Dataset excerpt:
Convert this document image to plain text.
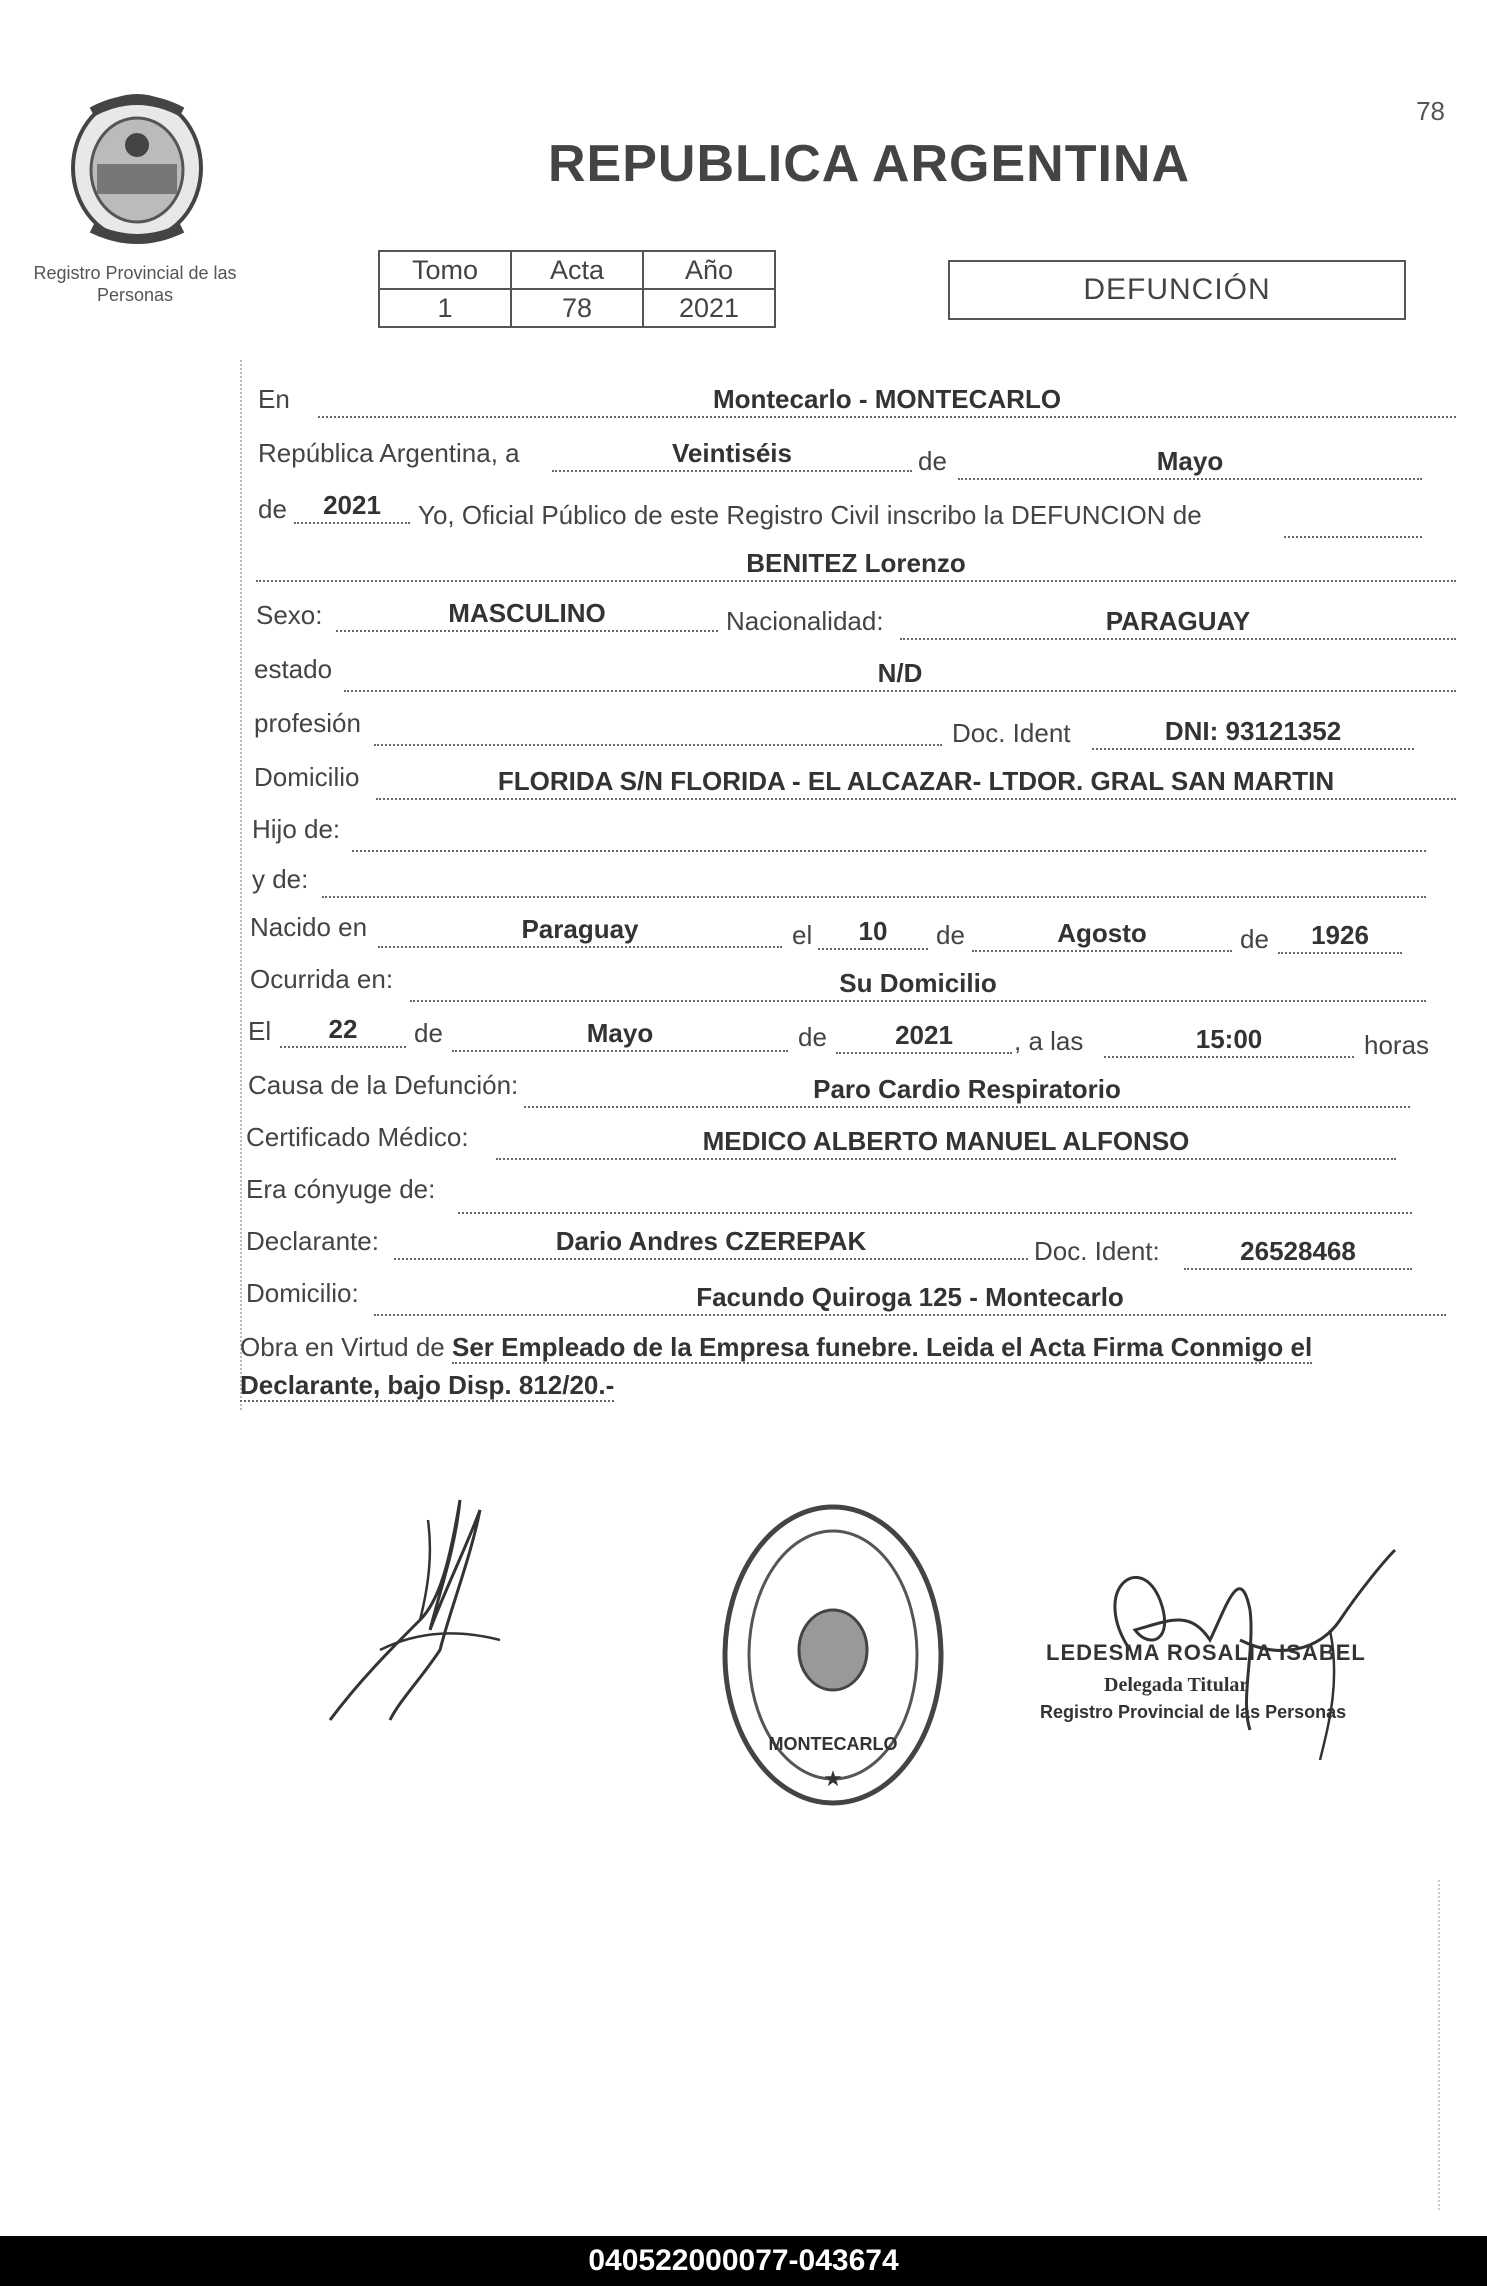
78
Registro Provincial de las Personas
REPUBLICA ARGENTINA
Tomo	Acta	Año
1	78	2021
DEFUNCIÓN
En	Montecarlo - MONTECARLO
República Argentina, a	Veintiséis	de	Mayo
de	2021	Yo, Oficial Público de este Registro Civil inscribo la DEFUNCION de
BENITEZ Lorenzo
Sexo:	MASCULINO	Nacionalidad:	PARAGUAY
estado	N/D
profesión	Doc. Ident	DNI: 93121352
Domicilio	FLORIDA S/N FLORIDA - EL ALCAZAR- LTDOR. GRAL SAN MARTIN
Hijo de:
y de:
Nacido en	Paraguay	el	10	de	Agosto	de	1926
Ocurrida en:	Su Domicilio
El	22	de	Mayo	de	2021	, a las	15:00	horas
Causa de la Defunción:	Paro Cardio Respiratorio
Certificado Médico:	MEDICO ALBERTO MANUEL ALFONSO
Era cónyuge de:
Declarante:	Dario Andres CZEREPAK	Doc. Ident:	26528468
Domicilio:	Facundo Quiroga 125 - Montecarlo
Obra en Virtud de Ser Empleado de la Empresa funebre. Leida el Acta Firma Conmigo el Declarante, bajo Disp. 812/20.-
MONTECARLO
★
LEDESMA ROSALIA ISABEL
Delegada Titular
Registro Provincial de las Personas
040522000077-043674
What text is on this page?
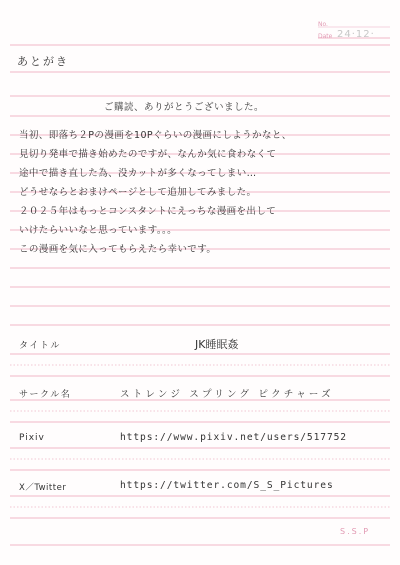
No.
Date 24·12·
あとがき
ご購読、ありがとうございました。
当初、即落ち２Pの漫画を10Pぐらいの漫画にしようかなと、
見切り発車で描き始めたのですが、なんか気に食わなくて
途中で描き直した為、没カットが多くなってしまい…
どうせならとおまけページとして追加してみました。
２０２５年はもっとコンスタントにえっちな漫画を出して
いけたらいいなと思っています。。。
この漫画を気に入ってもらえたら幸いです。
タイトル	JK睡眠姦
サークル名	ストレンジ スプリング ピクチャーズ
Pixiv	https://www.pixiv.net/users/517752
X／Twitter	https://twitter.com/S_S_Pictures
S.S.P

» **Exercise brief**:
Every line of the records that includes the word "Acta" should be gathered.

» **Reply to the exercise**:
Tomo	Acta	Año
Obra en Virtud de Ser Empleado de la Empresa funebre. Leida el Acta Firma Conmigo el Declarante, bajo Disp. 812/20.-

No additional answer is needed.